**Your goal**
Write the data out again exactly, dropping any images it holds.

[Stored items]

-=-=-=-=-

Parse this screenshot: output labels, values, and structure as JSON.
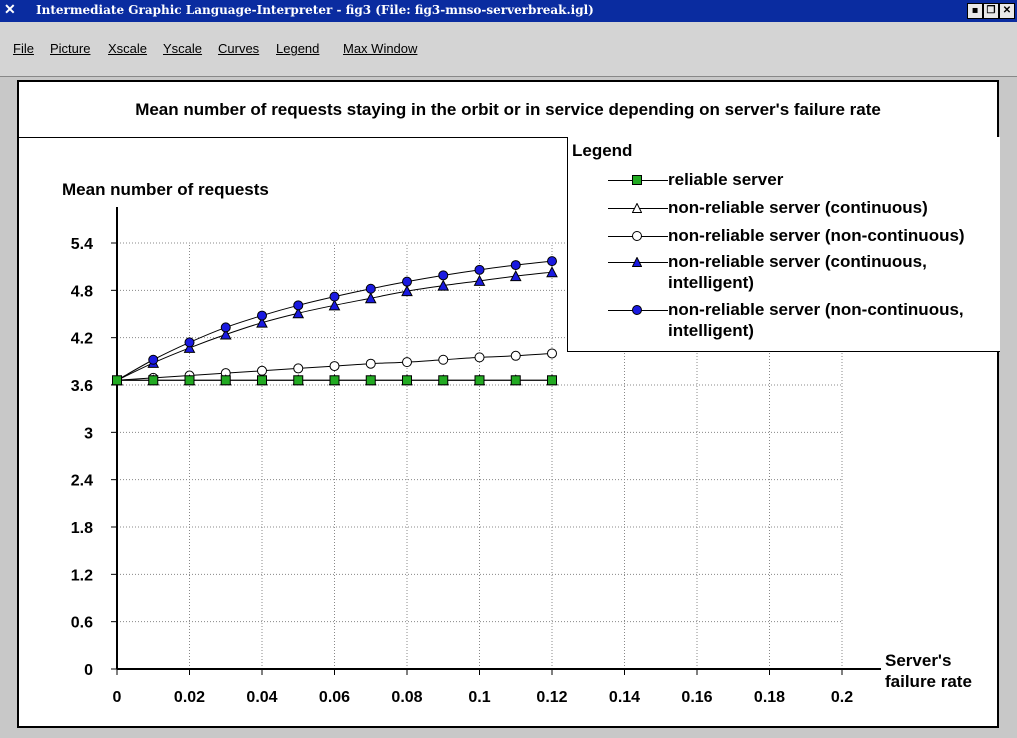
{
  "window": {
    "title": "Intermediate Graphic Language-Interpreter - fig3 (File: fig3-mnso-serverbreak.igl)",
    "icon": "x-logo-icon",
    "buttons": [
      "minimize",
      "restore",
      "close"
    ]
  },
  "menu": {
    "items": [
      "File",
      "Picture",
      "Xscale",
      "Yscale",
      "Curves",
      "Legend",
      "Max Window"
    ]
  },
  "chart_data": {
    "type": "line",
    "title": "Mean number of requests staying in the orbit or in service depending on server's failure rate",
    "ylabel": "Mean number of requests",
    "xlabel": "Server's failure rate",
    "xlim": [
      0,
      0.2
    ],
    "ylim": [
      0,
      5.4
    ],
    "xticks": [
      "0",
      "0.02",
      "0.04",
      "0.06",
      "0.08",
      "0.1",
      "0.12",
      "0.14",
      "0.16",
      "0.18",
      "0.2"
    ],
    "yticks": [
      "0",
      "0.6",
      "1.2",
      "1.8",
      "2.4",
      "3",
      "3.6",
      "4.2",
      "4.8",
      "5.4"
    ],
    "grid": true,
    "legend_title": "Legend",
    "legend_position": "top-right",
    "x": [
      0,
      0.01,
      0.02,
      0.03,
      0.04,
      0.05,
      0.06,
      0.07,
      0.08,
      0.09,
      0.1,
      0.11,
      0.12
    ],
    "series": [
      {
        "name": "reliable server",
        "marker": "square",
        "color": "#22aa22",
        "values": [
          3.66,
          3.66,
          3.66,
          3.66,
          3.66,
          3.66,
          3.66,
          3.66,
          3.66,
          3.66,
          3.66,
          3.66,
          3.66
        ]
      },
      {
        "name": "non-reliable server (continuous)",
        "marker": "triangle-open",
        "color": "#ffffff",
        "values": [
          3.66,
          3.66,
          3.66,
          3.66,
          3.66,
          3.66,
          3.66,
          3.66,
          3.66,
          3.66,
          3.66,
          3.66,
          3.66
        ]
      },
      {
        "name": "non-reliable server (non-continuous)",
        "marker": "circle-open",
        "color": "#ffffff",
        "values": [
          3.66,
          3.69,
          3.72,
          3.75,
          3.78,
          3.81,
          3.84,
          3.87,
          3.89,
          3.92,
          3.95,
          3.97,
          4.0
        ]
      },
      {
        "name": "non-reliable server (continuous,\nintelligent)",
        "marker": "triangle-filled",
        "color": "#1a1ae0",
        "values": [
          3.66,
          3.88,
          4.07,
          4.24,
          4.39,
          4.51,
          4.61,
          4.7,
          4.79,
          4.86,
          4.92,
          4.98,
          5.03
        ]
      },
      {
        "name": "non-reliable server (non-continuous,\nintelligent)",
        "marker": "circle-filled",
        "color": "#1a1ae0",
        "values": [
          3.66,
          3.92,
          4.14,
          4.33,
          4.48,
          4.61,
          4.72,
          4.82,
          4.91,
          4.99,
          5.06,
          5.12,
          5.17
        ]
      }
    ]
  }
}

-=-=-=-=-

**Complete response**
Parse this screenshot: output labels, values, and structure as JSON.
{
  "window": {
    "title": "Intermediate Graphic Language-Interpreter - fig3 (File: fig3-mnso-serverbreak.igl)",
    "icon": "x-logo-icon",
    "buttons": [
      "minimize",
      "restore",
      "close"
    ]
  },
  "menu": {
    "items": [
      "File",
      "Picture",
      "Xscale",
      "Yscale",
      "Curves",
      "Legend",
      "Max Window"
    ]
  },
  "chart_data": {
    "type": "line",
    "title": "Mean number of requests staying in the orbit or in service depending on server's failure rate",
    "ylabel": "Mean number of requests",
    "xlabel": "Server's failure rate",
    "xlim": [
      0,
      0.2
    ],
    "ylim": [
      0,
      5.4
    ],
    "xticks": [
      "0",
      "0.02",
      "0.04",
      "0.06",
      "0.08",
      "0.1",
      "0.12",
      "0.14",
      "0.16",
      "0.18",
      "0.2"
    ],
    "yticks": [
      "0",
      "0.6",
      "1.2",
      "1.8",
      "2.4",
      "3",
      "3.6",
      "4.2",
      "4.8",
      "5.4"
    ],
    "grid": true,
    "legend_title": "Legend",
    "legend_position": "top-right",
    "x": [
      0,
      0.01,
      0.02,
      0.03,
      0.04,
      0.05,
      0.06,
      0.07,
      0.08,
      0.09,
      0.1,
      0.11,
      0.12
    ],
    "series": [
      {
        "name": "reliable server",
        "marker": "square",
        "color": "#22aa22",
        "values": [
          3.66,
          3.66,
          3.66,
          3.66,
          3.66,
          3.66,
          3.66,
          3.66,
          3.66,
          3.66,
          3.66,
          3.66,
          3.66
        ]
      },
      {
        "name": "non-reliable server (continuous)",
        "marker": "triangle-open",
        "color": "#ffffff",
        "values": [
          3.66,
          3.66,
          3.66,
          3.66,
          3.66,
          3.66,
          3.66,
          3.66,
          3.66,
          3.66,
          3.66,
          3.66,
          3.66
        ]
      },
      {
        "name": "non-reliable server (non-continuous)",
        "marker": "circle-open",
        "color": "#ffffff",
        "values": [
          3.66,
          3.69,
          3.72,
          3.75,
          3.78,
          3.81,
          3.84,
          3.87,
          3.89,
          3.92,
          3.95,
          3.97,
          4.0
        ]
      },
      {
        "name": "non-reliable server (continuous,\nintelligent)",
        "marker": "triangle-filled",
        "color": "#1a1ae0",
        "values": [
          3.66,
          3.88,
          4.07,
          4.24,
          4.39,
          4.51,
          4.61,
          4.7,
          4.79,
          4.86,
          4.92,
          4.98,
          5.03
        ]
      },
      {
        "name": "non-reliable server (non-continuous,\nintelligent)",
        "marker": "circle-filled",
        "color": "#1a1ae0",
        "values": [
          3.66,
          3.92,
          4.14,
          4.33,
          4.48,
          4.61,
          4.72,
          4.82,
          4.91,
          4.99,
          5.06,
          5.12,
          5.17
        ]
      }
    ]
  }
}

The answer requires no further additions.